Task requirements:
Every record below is to be retyped exactly.

Source records:
+---+

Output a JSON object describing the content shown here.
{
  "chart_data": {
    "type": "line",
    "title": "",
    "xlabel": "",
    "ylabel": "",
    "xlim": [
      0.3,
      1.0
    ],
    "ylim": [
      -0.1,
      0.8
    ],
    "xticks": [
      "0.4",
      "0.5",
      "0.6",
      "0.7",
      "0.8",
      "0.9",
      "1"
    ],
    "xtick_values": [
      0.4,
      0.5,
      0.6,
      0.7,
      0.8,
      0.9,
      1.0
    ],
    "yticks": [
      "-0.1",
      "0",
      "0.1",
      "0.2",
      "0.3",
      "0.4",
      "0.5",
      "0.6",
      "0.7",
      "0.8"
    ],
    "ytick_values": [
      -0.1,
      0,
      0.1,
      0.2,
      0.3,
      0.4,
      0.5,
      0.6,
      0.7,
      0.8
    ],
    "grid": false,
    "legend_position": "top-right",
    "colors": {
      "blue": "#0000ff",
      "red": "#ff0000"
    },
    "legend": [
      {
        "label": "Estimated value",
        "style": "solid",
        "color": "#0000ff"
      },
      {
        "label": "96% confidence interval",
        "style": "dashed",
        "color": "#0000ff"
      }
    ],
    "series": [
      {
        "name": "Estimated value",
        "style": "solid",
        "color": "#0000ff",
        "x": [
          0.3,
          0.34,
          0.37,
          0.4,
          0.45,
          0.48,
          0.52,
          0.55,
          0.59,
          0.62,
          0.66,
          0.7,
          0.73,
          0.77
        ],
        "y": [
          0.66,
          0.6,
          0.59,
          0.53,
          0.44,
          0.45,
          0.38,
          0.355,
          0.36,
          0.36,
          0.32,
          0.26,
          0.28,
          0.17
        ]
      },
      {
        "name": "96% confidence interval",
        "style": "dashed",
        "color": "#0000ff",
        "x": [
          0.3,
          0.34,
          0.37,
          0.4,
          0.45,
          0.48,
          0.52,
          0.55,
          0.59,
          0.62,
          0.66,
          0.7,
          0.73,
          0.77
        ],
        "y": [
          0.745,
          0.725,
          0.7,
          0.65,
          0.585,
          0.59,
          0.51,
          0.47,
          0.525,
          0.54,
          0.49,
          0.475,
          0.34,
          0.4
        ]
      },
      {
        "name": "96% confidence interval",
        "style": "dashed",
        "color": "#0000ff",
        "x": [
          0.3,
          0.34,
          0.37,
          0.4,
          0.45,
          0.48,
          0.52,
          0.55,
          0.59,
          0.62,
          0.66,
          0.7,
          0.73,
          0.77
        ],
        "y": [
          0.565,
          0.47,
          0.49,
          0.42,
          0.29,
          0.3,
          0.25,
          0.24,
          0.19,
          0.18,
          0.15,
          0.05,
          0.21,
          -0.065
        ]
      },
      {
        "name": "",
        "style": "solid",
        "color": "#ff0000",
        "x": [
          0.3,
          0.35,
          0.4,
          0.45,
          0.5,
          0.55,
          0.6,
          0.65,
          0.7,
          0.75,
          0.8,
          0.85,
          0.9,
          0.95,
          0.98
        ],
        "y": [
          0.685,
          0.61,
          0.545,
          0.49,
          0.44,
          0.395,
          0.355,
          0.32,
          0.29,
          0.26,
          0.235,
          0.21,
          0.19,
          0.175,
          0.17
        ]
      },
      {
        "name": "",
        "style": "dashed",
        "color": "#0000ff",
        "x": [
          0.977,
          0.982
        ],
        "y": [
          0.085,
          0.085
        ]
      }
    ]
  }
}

+---+

Exercise output:
Output a JSON object describing the content shown here.
{
  "chart_data": {
    "type": "line",
    "title": "",
    "xlabel": "",
    "ylabel": "",
    "xlim": [
      0.3,
      1.0
    ],
    "ylim": [
      -0.1,
      0.8
    ],
    "xticks": [
      "0.4",
      "0.5",
      "0.6",
      "0.7",
      "0.8",
      "0.9",
      "1"
    ],
    "xtick_values": [
      0.4,
      0.5,
      0.6,
      0.7,
      0.8,
      0.9,
      1.0
    ],
    "yticks": [
      "-0.1",
      "0",
      "0.1",
      "0.2",
      "0.3",
      "0.4",
      "0.5",
      "0.6",
      "0.7",
      "0.8"
    ],
    "ytick_values": [
      -0.1,
      0,
      0.1,
      0.2,
      0.3,
      0.4,
      0.5,
      0.6,
      0.7,
      0.8
    ],
    "grid": false,
    "legend_position": "top-right",
    "colors": {
      "blue": "#0000ff",
      "red": "#ff0000"
    },
    "legend": [
      {
        "label": "Estimated value",
        "style": "solid",
        "color": "#0000ff"
      },
      {
        "label": "96% confidence interval",
        "style": "dashed",
        "color": "#0000ff"
      }
    ],
    "series": [
      {
        "name": "Estimated value",
        "style": "solid",
        "color": "#0000ff",
        "x": [
          0.3,
          0.34,
          0.37,
          0.4,
          0.45,
          0.48,
          0.52,
          0.55,
          0.59,
          0.62,
          0.66,
          0.7,
          0.73,
          0.77
        ],
        "y": [
          0.66,
          0.6,
          0.59,
          0.53,
          0.44,
          0.45,
          0.38,
          0.355,
          0.36,
          0.36,
          0.32,
          0.26,
          0.28,
          0.17
        ]
      },
      {
        "name": "96% confidence interval",
        "style": "dashed",
        "color": "#0000ff",
        "x": [
          0.3,
          0.34,
          0.37,
          0.4,
          0.45,
          0.48,
          0.52,
          0.55,
          0.59,
          0.62,
          0.66,
          0.7,
          0.73,
          0.77
        ],
        "y": [
          0.745,
          0.725,
          0.7,
          0.65,
          0.585,
          0.59,
          0.51,
          0.47,
          0.525,
          0.54,
          0.49,
          0.475,
          0.34,
          0.4
        ]
      },
      {
        "name": "96% confidence interval",
        "style": "dashed",
        "color": "#0000ff",
        "x": [
          0.3,
          0.34,
          0.37,
          0.4,
          0.45,
          0.48,
          0.52,
          0.55,
          0.59,
          0.62,
          0.66,
          0.7,
          0.73,
          0.77
        ],
        "y": [
          0.565,
          0.47,
          0.49,
          0.42,
          0.29,
          0.3,
          0.25,
          0.24,
          0.19,
          0.18,
          0.15,
          0.05,
          0.21,
          -0.065
        ]
      },
      {
        "name": "",
        "style": "solid",
        "color": "#ff0000",
        "x": [
          0.3,
          0.35,
          0.4,
          0.45,
          0.5,
          0.55,
          0.6,
          0.65,
          0.7,
          0.75,
          0.8,
          0.85,
          0.9,
          0.95,
          0.98
        ],
        "y": [
          0.685,
          0.61,
          0.545,
          0.49,
          0.44,
          0.395,
          0.355,
          0.32,
          0.29,
          0.26,
          0.235,
          0.21,
          0.19,
          0.175,
          0.17
        ]
      },
      {
        "name": "",
        "style": "dashed",
        "color": "#0000ff",
        "x": [
          0.977,
          0.982
        ],
        "y": [
          0.085,
          0.085
        ]
      }
    ]
  }
}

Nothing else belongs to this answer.